[START EXCERPT]
Fighting Back

Fighting Back…what does that mean? My sister simply “hates” the word fighting. For me, it is all about how you apply the word and the content around it.

As I was working out in the gym tonight, A Sunday evening right after the holidays, I felt determined as I went through my workout…even though I challenged myself to get in there on a Sunday evening. It would have been very easy for my inner critic, you know the one who sabotages you whenever it has a chance, to win and for me to listen to the voice saying “ it’s Sunday night; it’s late; just get up early and start Monday morning.”

Fighting Back to me is saying “No” to that inner critic. I have been in a slump for about 5 months. I had a surgical procedure that slowed me down and then my mother became ill and passed away.

Exercise to me is my sanity, my stress relief and my foundation to good health and eating healthy.

You probably agree that exercise is good for you. In fact, I am sure that you would agree that you too feel better when you do something like walking, yoga, strength training or any cardio gift to yourself.

Why do we stop? What makes us get in a rut? Get stuck?

Was it a bad interview and you did not get the job you wanted? A relationship that does not feel the way you want it to? You did not make the team or get the role?    

Next thing you know, you are in a slump. It is a spiral.

What can we do to get “unstuck”? What can we do to fight back?

It starts with your mind. 

Fear of Failure Can Destroy Our Dreams

“Remember that failure is an event, not a person.”  Zig Zigler

What a great quote! All too often we look at failure on a personal level, and then we “hold onto it.” Instead of thinking of failure as a singular event, often we let it sneak into our subconscious. It can define us or limit us.  We remember the failure; the hurt, embarrassment and or pain it caused and we never want to go back there. It then becomes the fear of failure that holds so many of us back. It stops us from dreaming big or acting on our dreams.
[END EXCERPT]
[START STORED DATA]
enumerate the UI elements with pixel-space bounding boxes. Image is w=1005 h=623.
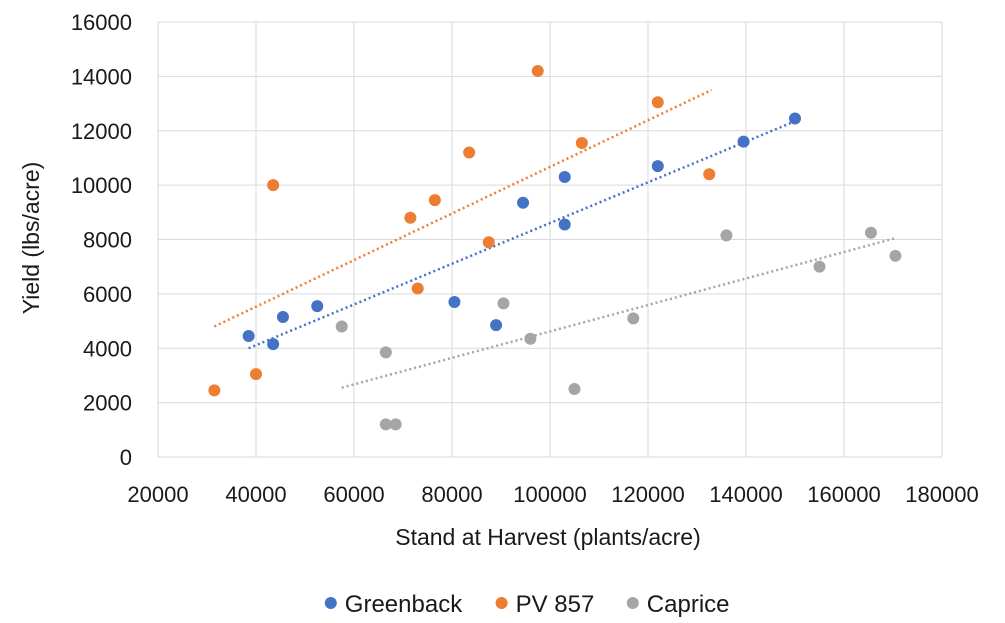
[END STORED DATA]
GIVEN INSTRUCTION 1 ▸
Answer these questions using the post on fighting back.
(a) For about how long has the writer been in a slump?
(b) On what day of the week did the writer work out at the gym?
(c) To whom is the quote "Remember that failure is an event, not a person." attributed?
GIVEN INSTRUCTION 2 ▸ Reproduce the part of the post on fighting back starting at "You probably agree" and ending at "get the role?".
GIVEN INSTRUCTION 3 ▸ List every kind of exercise that the post on fighting back names as something that makes you feel better.

TASK SOLUTION 1 ▸
(a) About 5 months.
(b) Sunday.
(c) Zig Zigler.

TASK SOLUTION 2 ▸
You probably agree that exercise is good for you. In fact, I am sure that you would agree that you too feel better when you do something like walking, yoga, strength training or any cardio gift to yourself.

Why do we stop? What makes us get in a rut? Get stuck?

Was it a bad interview and you did not get the job you wanted? A relationship that does not feel the way you want it to? You did not make the team or get the role?

TASK SOLUTION 3 ▸
walking
yoga
strength training
cardio